Written instruction> Transcribe word for word each line from the one containing "Give me a plain-text" to the final line of the data, both included. Skip the pictures.

Items>
= = =
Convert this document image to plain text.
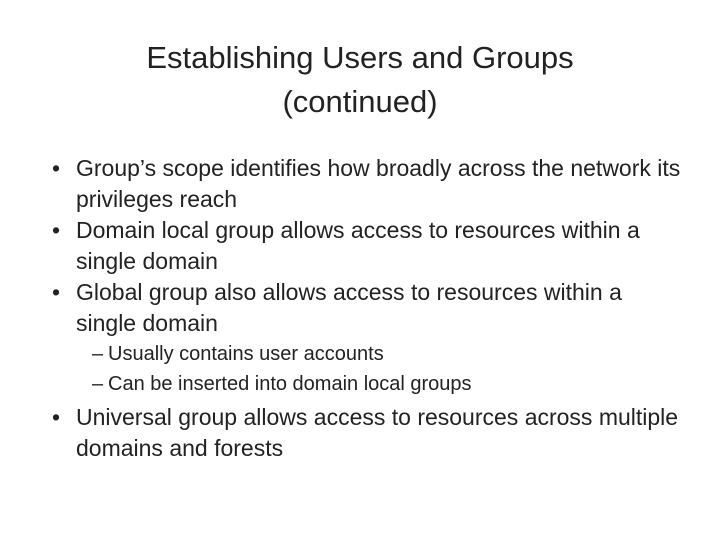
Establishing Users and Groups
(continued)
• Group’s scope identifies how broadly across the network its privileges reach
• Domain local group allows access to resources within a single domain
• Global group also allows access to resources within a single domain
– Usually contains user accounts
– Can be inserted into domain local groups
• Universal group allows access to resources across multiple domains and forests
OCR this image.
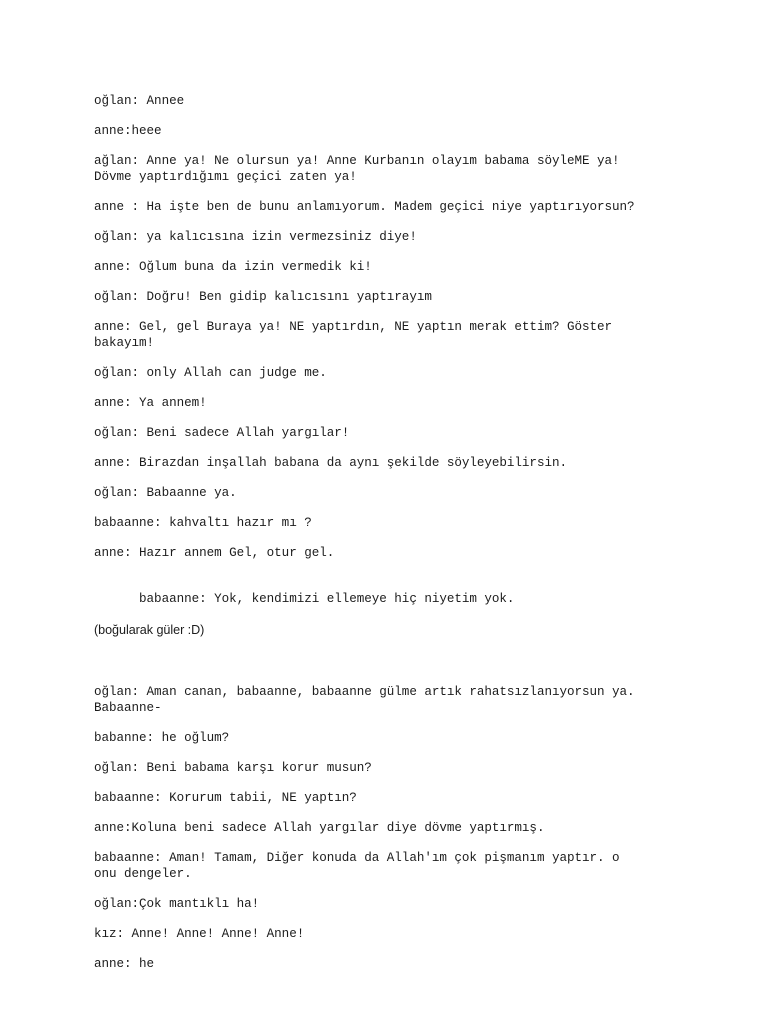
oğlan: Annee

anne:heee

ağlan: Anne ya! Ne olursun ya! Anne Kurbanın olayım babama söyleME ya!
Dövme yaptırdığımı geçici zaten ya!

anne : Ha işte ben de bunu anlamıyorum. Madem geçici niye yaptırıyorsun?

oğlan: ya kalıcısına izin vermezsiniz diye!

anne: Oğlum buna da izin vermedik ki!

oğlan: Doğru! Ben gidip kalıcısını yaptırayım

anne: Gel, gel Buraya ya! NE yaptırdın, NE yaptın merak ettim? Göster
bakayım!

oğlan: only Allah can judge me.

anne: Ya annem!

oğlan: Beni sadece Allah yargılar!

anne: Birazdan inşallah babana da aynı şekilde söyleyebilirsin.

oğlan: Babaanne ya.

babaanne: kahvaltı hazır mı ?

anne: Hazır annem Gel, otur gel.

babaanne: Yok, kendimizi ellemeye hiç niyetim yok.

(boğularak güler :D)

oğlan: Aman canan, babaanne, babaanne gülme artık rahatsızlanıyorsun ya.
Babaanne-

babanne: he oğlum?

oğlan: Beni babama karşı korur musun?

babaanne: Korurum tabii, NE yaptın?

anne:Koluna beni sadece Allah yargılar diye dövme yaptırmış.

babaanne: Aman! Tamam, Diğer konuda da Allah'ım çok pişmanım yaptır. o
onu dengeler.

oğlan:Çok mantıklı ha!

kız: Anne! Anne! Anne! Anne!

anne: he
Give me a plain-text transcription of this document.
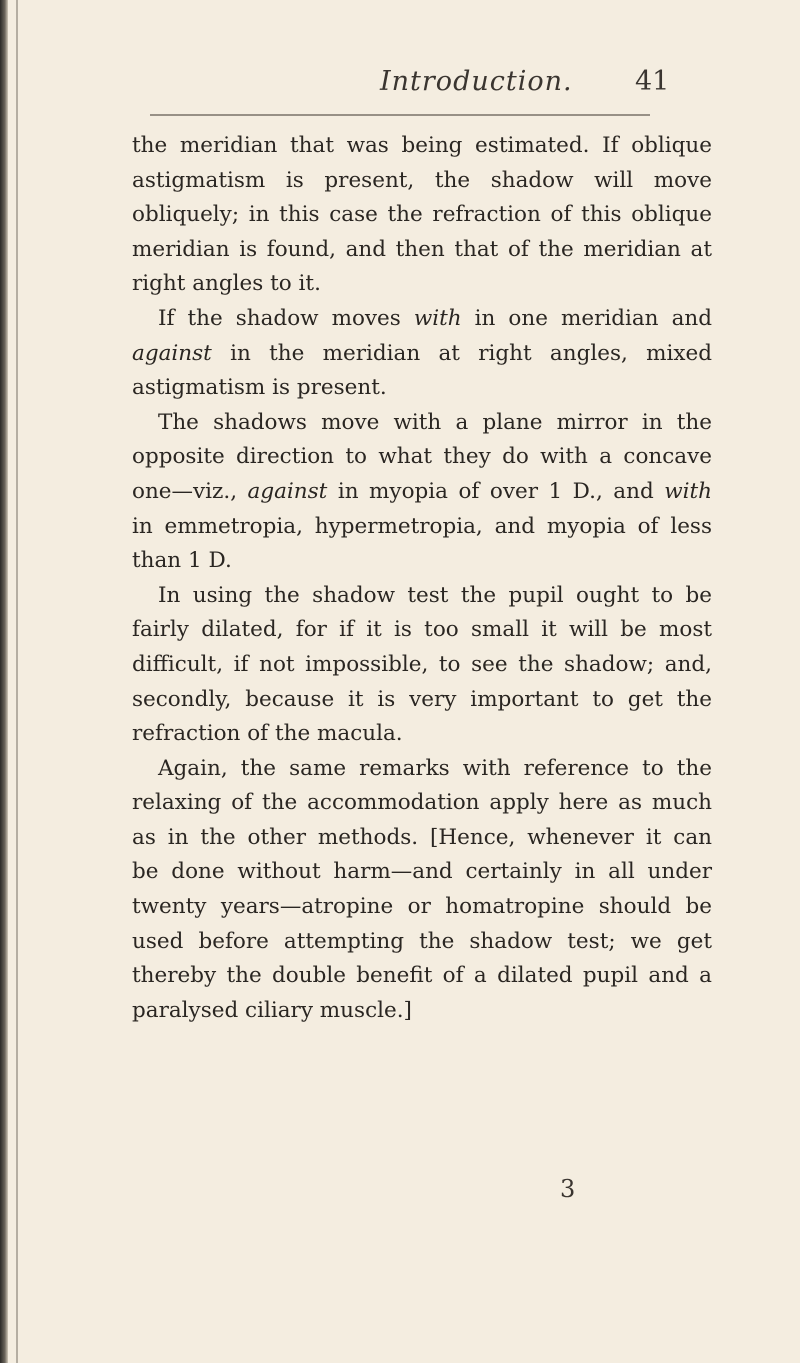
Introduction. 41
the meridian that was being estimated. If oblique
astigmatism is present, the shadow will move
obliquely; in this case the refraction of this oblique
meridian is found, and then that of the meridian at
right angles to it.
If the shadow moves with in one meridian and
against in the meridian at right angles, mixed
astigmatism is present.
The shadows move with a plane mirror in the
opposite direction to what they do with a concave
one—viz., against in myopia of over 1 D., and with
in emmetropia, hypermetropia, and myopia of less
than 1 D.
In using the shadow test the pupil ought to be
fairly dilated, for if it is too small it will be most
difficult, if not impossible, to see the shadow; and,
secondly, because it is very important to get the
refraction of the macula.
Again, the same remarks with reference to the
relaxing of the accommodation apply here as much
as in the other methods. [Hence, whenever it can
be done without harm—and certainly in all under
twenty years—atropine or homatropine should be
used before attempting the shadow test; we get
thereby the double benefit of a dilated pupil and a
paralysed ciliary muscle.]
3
= = =
Right answer>
Give me a plain-text transcription of this document.
Introduction. 41
the meridian that was being estimated. If oblique
astigmatism is present, the shadow will move
obliquely; in this case the refraction of this oblique
meridian is found, and then that of the meridian at
right angles to it.
If the shadow moves with in one meridian and
against in the meridian at right angles, mixed
astigmatism is present.
The shadows move with a plane mirror in the
opposite direction to what they do with a concave
one—viz., against in myopia of over 1 D., and with
in emmetropia, hypermetropia, and myopia of less
than 1 D.
In using the shadow test the pupil ought to be
fairly dilated, for if it is too small it will be most
difficult, if not impossible, to see the shadow; and,
secondly, because it is very important to get the
refraction of the macula.
Again, the same remarks with reference to the
relaxing of the accommodation apply here as much
as in the other methods. [Hence, whenever it can
be done without harm—and certainly in all under
twenty years—atropine or homatropine should be
used before attempting the shadow test; we get
thereby the double benefit of a dilated pupil and a
paralysed ciliary muscle.]
3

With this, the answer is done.